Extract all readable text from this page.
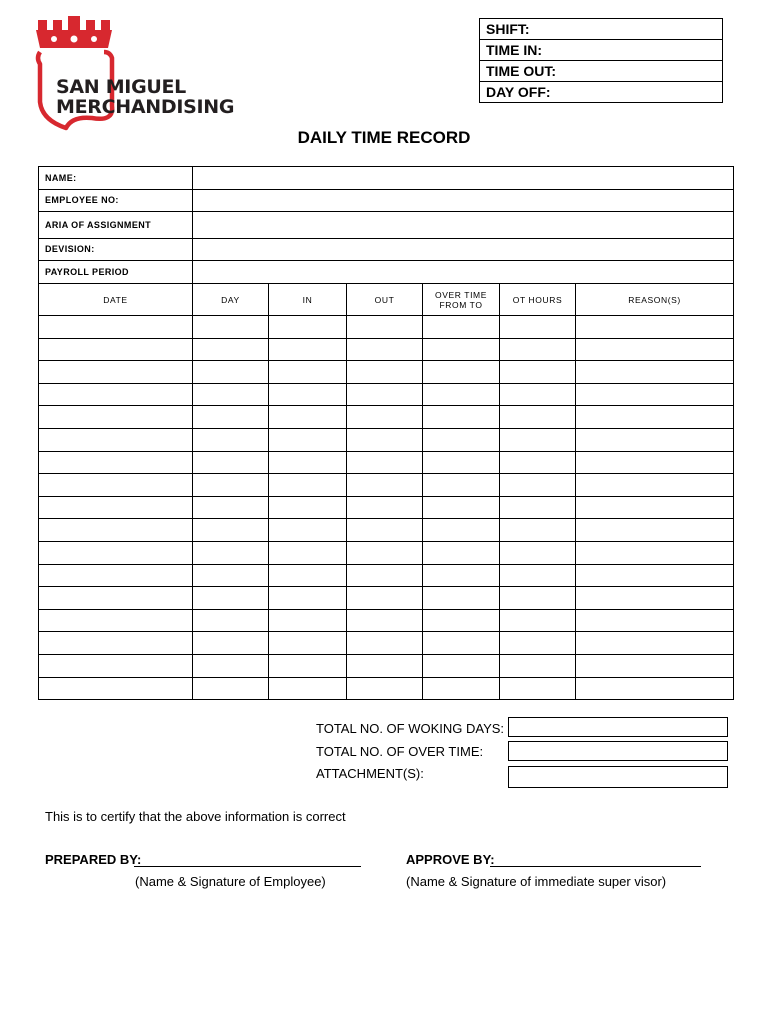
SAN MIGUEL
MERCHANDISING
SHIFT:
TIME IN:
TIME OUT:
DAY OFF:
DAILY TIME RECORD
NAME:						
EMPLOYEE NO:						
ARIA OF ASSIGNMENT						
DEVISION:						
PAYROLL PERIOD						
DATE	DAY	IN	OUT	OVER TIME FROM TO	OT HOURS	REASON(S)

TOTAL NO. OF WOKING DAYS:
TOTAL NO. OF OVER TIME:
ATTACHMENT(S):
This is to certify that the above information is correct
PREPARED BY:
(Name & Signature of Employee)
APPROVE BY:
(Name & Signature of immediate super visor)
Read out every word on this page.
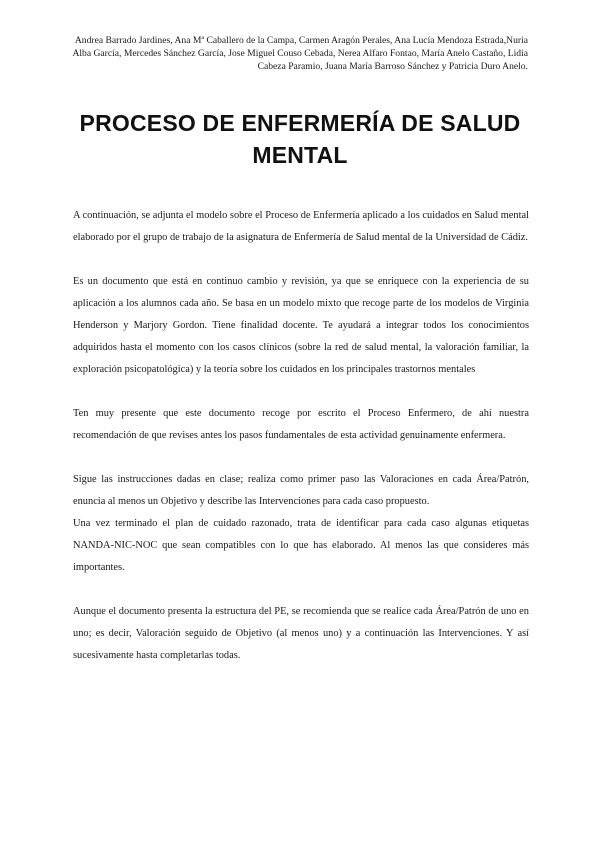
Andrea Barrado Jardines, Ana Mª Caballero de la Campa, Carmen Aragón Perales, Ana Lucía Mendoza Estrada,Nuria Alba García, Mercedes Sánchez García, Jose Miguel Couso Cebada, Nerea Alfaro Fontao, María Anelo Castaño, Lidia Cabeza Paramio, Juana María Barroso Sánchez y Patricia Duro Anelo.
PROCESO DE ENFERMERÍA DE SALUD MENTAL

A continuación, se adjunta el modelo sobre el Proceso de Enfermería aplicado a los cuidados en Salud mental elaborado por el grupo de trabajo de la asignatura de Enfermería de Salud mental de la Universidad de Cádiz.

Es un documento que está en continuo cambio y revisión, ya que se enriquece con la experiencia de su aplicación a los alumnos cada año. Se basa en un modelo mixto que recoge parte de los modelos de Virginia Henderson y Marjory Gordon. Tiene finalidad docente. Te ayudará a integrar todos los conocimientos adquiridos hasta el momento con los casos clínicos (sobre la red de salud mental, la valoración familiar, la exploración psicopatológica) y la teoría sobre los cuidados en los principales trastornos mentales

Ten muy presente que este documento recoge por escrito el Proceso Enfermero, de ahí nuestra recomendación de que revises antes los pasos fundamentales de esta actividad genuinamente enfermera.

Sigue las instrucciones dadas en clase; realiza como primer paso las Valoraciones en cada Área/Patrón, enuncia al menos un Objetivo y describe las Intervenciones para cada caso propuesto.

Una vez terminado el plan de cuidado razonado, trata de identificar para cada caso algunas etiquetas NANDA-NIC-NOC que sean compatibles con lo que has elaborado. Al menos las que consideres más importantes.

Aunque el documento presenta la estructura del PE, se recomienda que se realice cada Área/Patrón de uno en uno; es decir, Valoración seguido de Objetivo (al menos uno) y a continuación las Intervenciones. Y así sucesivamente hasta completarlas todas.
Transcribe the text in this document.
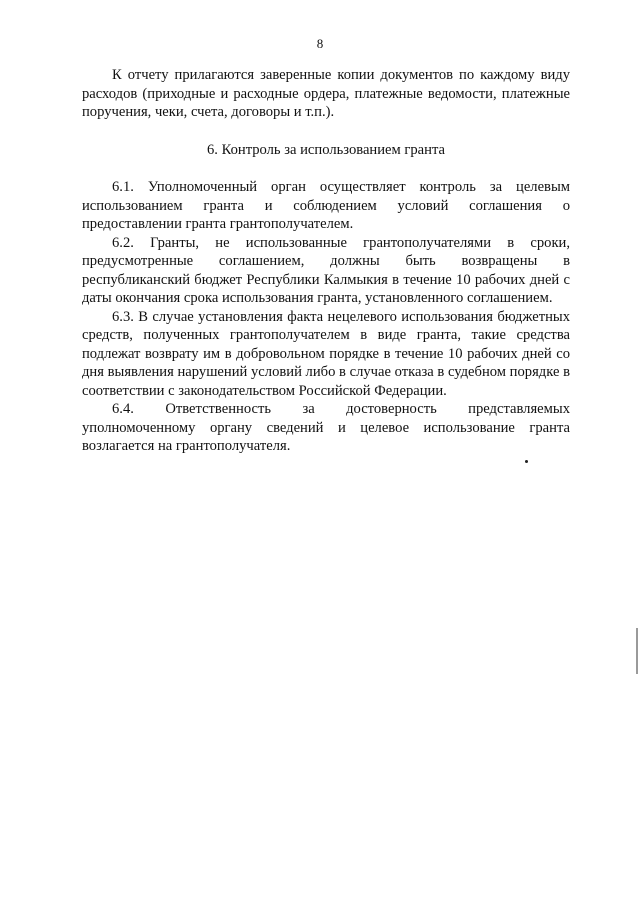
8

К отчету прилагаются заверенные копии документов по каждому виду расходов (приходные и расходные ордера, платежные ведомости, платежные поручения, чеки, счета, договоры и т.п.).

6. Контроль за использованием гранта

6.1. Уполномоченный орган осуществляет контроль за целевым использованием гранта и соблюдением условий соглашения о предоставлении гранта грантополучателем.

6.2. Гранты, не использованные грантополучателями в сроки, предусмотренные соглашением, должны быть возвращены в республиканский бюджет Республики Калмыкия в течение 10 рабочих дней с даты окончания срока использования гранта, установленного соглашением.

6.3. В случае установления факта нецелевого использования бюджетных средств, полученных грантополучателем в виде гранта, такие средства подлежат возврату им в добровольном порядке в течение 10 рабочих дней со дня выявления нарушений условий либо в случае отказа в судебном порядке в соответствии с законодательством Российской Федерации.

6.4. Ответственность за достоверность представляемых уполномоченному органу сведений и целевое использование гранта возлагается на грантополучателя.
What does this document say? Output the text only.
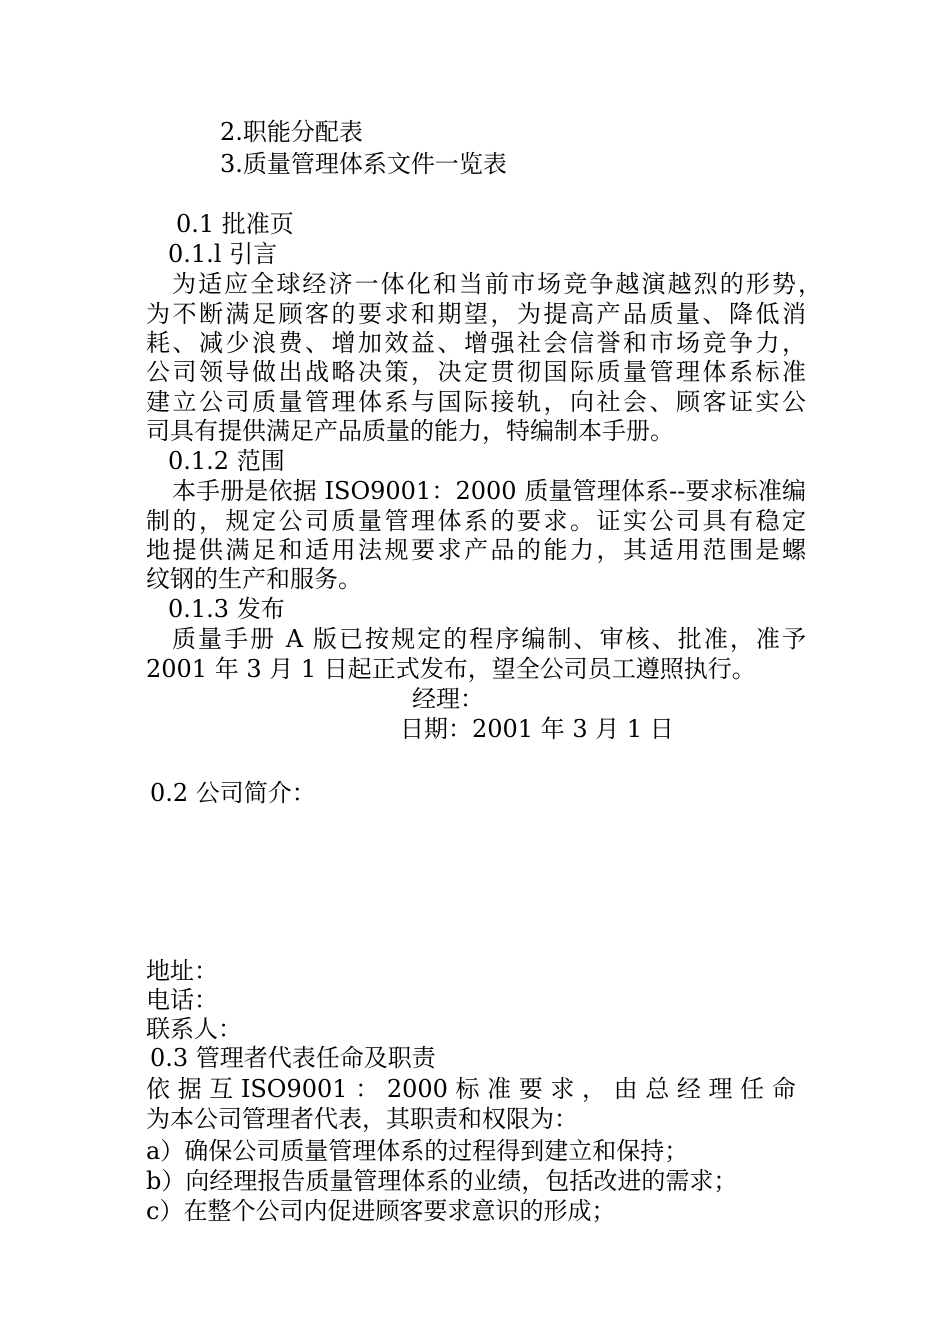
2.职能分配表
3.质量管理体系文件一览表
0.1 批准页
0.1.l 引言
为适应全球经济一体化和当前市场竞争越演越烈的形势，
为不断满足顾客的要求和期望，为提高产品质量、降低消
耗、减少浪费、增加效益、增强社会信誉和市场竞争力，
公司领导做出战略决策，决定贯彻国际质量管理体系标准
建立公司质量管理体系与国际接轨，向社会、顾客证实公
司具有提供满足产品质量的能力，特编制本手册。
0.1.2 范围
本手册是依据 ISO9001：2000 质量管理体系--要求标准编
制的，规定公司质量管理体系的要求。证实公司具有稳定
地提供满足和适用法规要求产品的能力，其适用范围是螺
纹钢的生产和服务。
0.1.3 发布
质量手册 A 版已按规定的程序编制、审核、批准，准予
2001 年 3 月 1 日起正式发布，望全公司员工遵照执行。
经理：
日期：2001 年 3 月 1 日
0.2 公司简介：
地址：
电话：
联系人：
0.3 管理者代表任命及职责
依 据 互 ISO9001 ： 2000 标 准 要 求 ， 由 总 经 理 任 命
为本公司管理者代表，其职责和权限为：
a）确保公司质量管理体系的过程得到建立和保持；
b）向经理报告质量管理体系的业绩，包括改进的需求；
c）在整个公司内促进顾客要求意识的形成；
********
*Instruction*. Copy out all of the material exactly as written, without its pictures.

*Expected output*.
Extract all readable text from this page.
SAN MIGUEL
MERCHANDISING
SHIFT:
TIME IN:
TIME OUT:
DAY OFF:
DAILY TIME RECORD
NAME:						
EMPLOYEE NO:						
ARIA OF ASSIGNMENT						
DEVISION:						
PAYROLL PERIOD						
DATE	DAY	IN	OUT	OVER TIME FROM TO	OT HOURS	REASON(S)

TOTAL NO. OF WOKING DAYS:
TOTAL NO. OF OVER TIME:
ATTACHMENT(S):
This is to certify that the above information is correct
PREPARED BY:
(Name & Signature of Employee)
APPROVE BY:
(Name & Signature of immediate super visor)
Read out every word on this page.
Andrea Barrado Jardines, Ana Mª Caballero de la Campa, Carmen Aragón Perales, Ana Lucía Mendoza Estrada,Nuria Alba García, Mercedes Sánchez García, Jose Miguel Couso Cebada, Nerea Alfaro Fontao, María Anelo Castaño, Lidia Cabeza Paramio, Juana María Barroso Sánchez y Patricia Duro Anelo.
PROCESO DE ENFERMERÍA DE SALUD MENTAL

A continuación, se adjunta el modelo sobre el Proceso de Enfermería aplicado a los cuidados en Salud mental elaborado por el grupo de trabajo de la asignatura de Enfermería de Salud mental de la Universidad de Cádiz.

Es un documento que está en continuo cambio y revisión, ya que se enriquece con la experiencia de su aplicación a los alumnos cada año. Se basa en un modelo mixto que recoge parte de los modelos de Virginia Henderson y Marjory Gordon. Tiene finalidad docente. Te ayudará a integrar todos los conocimientos adquiridos hasta el momento con los casos clínicos (sobre la red de salud mental, la valoración familiar, la exploración psicopatológica) y la teoría sobre los cuidados en los principales trastornos mentales

Ten muy presente que este documento recoge por escrito el Proceso Enfermero, de ahí nuestra recomendación de que revises antes los pasos fundamentales de esta actividad genuinamente enfermera.

Sigue las instrucciones dadas en clase; realiza como primer paso las Valoraciones en cada Área/Patrón, enuncia al menos un Objetivo y describe las Intervenciones para cada caso propuesto.

Una vez terminado el plan de cuidado razonado, trata de identificar para cada caso algunas etiquetas NANDA-NIC-NOC que sean compatibles con lo que has elaborado. Al menos las que consideres más importantes.

Aunque el documento presenta la estructura del PE, se recomienda que se realice cada Área/Patrón de uno en uno; es decir, Valoración seguido de Objetivo (al menos uno) y a continuación las Intervenciones. Y así sucesivamente hasta completarlas todas.
Transcribe the text in this document.
8

К отчету прилагаются заверенные копии документов по каждому виду расходов (приходные и расходные ордера, платежные ведомости, платежные поручения, чеки, счета, договоры и т.п.).

6. Контроль за использованием гранта

6.1. Уполномоченный орган осуществляет контроль за целевым использованием гранта и соблюдением условий соглашения о предоставлении гранта грантополучателем.

6.2. Гранты, не использованные грантополучателями в сроки, предусмотренные соглашением, должны быть возвращены в республиканский бюджет Республики Калмыкия в течение 10 рабочих дней с даты окончания срока использования гранта, установленного соглашением.

6.3. В случае установления факта нецелевого использования бюджетных средств, полученных грантополучателем в виде гранта, такие средства подлежат возврату им в добровольном порядке в течение 10 рабочих дней со дня выявления нарушений условий либо в случае отказа в судебном порядке в соответствии с законодательством Российской Федерации.

6.4. Ответственность за достоверность представляемых уполномоченному органу сведений и целевое использование гранта возлагается на грантополучателя.
What does this document say? Output the text only.
2.职能分配表
3.质量管理体系文件一览表
0.1 批准页
0.1.l 引言
为适应全球经济一体化和当前市场竞争越演越烈的形势，
为不断满足顾客的要求和期望，为提高产品质量、降低消
耗、减少浪费、增加效益、增强社会信誉和市场竞争力，
公司领导做出战略决策，决定贯彻国际质量管理体系标准
建立公司质量管理体系与国际接轨，向社会、顾客证实公
司具有提供满足产品质量的能力，特编制本手册。
0.1.2 范围
本手册是依据 ISO9001：2000 质量管理体系--要求标准编
制的，规定公司质量管理体系的要求。证实公司具有稳定
地提供满足和适用法规要求产品的能力，其适用范围是螺
纹钢的生产和服务。
0.1.3 发布
质量手册 A 版已按规定的程序编制、审核、批准，准予
2001 年 3 月 1 日起正式发布，望全公司员工遵照执行。
经理：
日期：2001 年 3 月 1 日
0.2 公司简介：
地址：
电话：
联系人：
0.3 管理者代表任命及职责
依 据 互 ISO9001 ： 2000 标 准 要 求 ， 由 总 经 理 任 命
为本公司管理者代表，其职责和权限为：
a）确保公司质量管理体系的过程得到建立和保持；
b）向经理报告质量管理体系的业绩，包括改进的需求；
c）在整个公司内促进顾客要求意识的形成；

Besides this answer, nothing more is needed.